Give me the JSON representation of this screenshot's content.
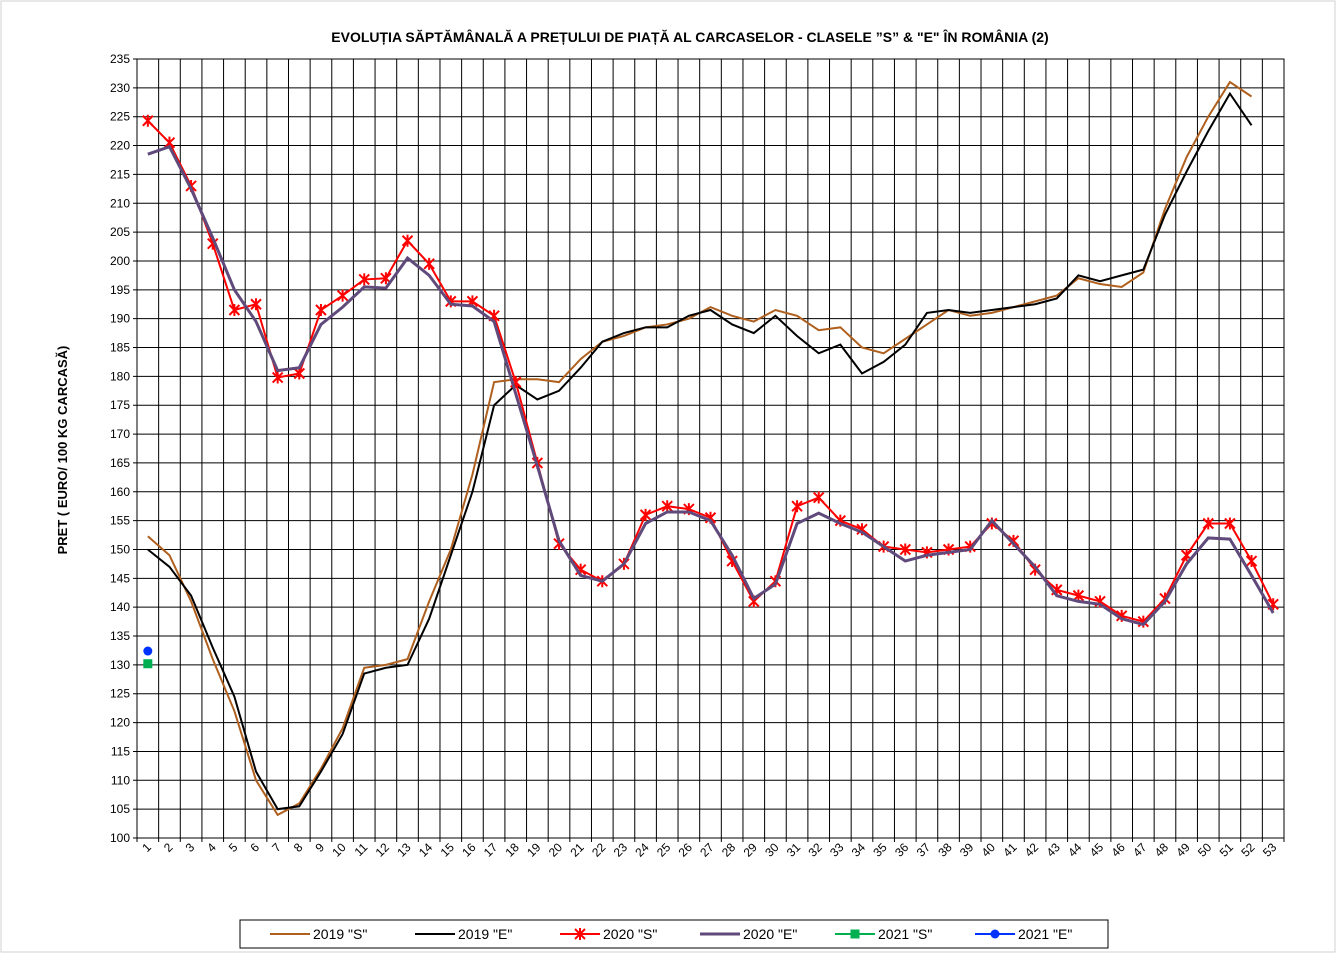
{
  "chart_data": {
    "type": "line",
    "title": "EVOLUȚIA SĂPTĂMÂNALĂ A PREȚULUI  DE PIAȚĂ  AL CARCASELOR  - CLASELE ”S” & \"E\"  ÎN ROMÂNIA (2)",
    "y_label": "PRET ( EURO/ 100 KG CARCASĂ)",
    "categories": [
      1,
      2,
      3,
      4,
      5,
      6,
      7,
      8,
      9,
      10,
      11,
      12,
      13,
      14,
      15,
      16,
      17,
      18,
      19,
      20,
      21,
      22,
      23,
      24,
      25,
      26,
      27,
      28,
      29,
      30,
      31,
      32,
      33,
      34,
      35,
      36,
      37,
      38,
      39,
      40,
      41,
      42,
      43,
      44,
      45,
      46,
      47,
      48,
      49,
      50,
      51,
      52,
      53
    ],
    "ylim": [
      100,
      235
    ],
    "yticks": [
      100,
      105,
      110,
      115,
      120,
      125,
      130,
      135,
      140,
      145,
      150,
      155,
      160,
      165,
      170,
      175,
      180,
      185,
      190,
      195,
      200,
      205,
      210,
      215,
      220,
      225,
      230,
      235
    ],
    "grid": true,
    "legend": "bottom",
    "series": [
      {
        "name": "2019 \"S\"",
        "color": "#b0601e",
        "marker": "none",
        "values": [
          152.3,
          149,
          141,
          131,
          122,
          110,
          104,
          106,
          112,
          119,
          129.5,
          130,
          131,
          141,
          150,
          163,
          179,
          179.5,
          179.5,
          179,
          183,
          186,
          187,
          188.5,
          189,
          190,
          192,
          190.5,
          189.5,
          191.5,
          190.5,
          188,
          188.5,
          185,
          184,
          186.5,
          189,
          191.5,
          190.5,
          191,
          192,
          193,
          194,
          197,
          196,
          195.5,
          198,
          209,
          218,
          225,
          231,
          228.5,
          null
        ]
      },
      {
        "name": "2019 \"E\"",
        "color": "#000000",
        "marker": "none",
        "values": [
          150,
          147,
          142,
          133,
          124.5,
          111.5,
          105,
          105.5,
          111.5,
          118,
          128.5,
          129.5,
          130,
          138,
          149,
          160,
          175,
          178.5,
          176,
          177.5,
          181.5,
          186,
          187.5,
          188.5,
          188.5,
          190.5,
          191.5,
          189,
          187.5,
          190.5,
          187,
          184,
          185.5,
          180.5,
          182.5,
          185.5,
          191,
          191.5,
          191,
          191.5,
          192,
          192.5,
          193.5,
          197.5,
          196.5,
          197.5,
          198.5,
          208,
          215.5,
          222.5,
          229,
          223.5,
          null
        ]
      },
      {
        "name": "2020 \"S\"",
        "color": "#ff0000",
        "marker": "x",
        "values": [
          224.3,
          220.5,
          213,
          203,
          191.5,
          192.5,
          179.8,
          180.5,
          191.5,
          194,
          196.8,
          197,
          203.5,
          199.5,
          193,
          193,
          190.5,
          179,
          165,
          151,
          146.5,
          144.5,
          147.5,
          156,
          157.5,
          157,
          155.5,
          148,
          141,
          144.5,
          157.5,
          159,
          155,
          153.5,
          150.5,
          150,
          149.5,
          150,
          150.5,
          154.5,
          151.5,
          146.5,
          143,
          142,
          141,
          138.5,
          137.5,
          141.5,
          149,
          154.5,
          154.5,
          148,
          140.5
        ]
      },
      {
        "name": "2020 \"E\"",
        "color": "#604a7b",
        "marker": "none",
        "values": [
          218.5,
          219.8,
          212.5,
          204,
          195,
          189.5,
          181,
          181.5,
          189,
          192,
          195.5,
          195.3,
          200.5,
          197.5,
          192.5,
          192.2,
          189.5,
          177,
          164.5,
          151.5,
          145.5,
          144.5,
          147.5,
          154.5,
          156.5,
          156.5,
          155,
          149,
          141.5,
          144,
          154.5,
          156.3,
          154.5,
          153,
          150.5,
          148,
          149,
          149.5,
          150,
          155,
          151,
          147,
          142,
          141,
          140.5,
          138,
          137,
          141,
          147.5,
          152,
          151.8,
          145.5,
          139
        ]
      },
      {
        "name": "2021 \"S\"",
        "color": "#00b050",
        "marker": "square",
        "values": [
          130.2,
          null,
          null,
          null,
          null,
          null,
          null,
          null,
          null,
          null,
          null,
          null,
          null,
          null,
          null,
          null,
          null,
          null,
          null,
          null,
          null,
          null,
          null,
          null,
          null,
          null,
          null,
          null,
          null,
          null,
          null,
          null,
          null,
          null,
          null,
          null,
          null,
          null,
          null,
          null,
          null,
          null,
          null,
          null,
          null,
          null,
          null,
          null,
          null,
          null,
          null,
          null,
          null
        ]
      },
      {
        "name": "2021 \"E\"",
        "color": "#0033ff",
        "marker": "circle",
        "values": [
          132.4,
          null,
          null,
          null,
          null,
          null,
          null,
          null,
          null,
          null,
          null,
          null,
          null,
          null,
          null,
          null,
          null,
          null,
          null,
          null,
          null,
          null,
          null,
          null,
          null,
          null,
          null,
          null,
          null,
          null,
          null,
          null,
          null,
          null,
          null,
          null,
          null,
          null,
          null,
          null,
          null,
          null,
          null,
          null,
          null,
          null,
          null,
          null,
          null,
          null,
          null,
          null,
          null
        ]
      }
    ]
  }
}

******************************

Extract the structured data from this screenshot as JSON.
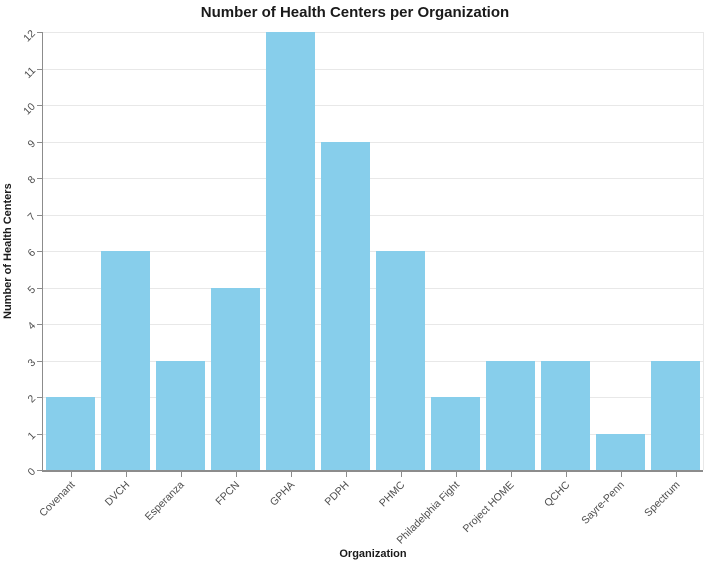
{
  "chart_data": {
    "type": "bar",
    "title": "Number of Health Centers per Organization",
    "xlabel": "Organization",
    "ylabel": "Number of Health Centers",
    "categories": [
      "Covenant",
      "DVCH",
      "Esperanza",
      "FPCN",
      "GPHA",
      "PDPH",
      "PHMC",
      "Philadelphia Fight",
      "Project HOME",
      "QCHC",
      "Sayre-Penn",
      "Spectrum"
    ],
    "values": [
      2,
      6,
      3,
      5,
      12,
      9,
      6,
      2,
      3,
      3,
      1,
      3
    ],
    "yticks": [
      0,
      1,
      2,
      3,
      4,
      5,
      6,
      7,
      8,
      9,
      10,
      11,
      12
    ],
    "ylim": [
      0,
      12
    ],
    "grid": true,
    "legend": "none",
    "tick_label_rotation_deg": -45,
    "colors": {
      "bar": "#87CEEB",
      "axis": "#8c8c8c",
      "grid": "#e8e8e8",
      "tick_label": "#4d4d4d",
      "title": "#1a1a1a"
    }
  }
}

******************************

**The request**
Show all lines above holding "this".

**The solution**
Give me the JSON representation of this screenshot's content.
Extract the structured data from this screenshot as JSON.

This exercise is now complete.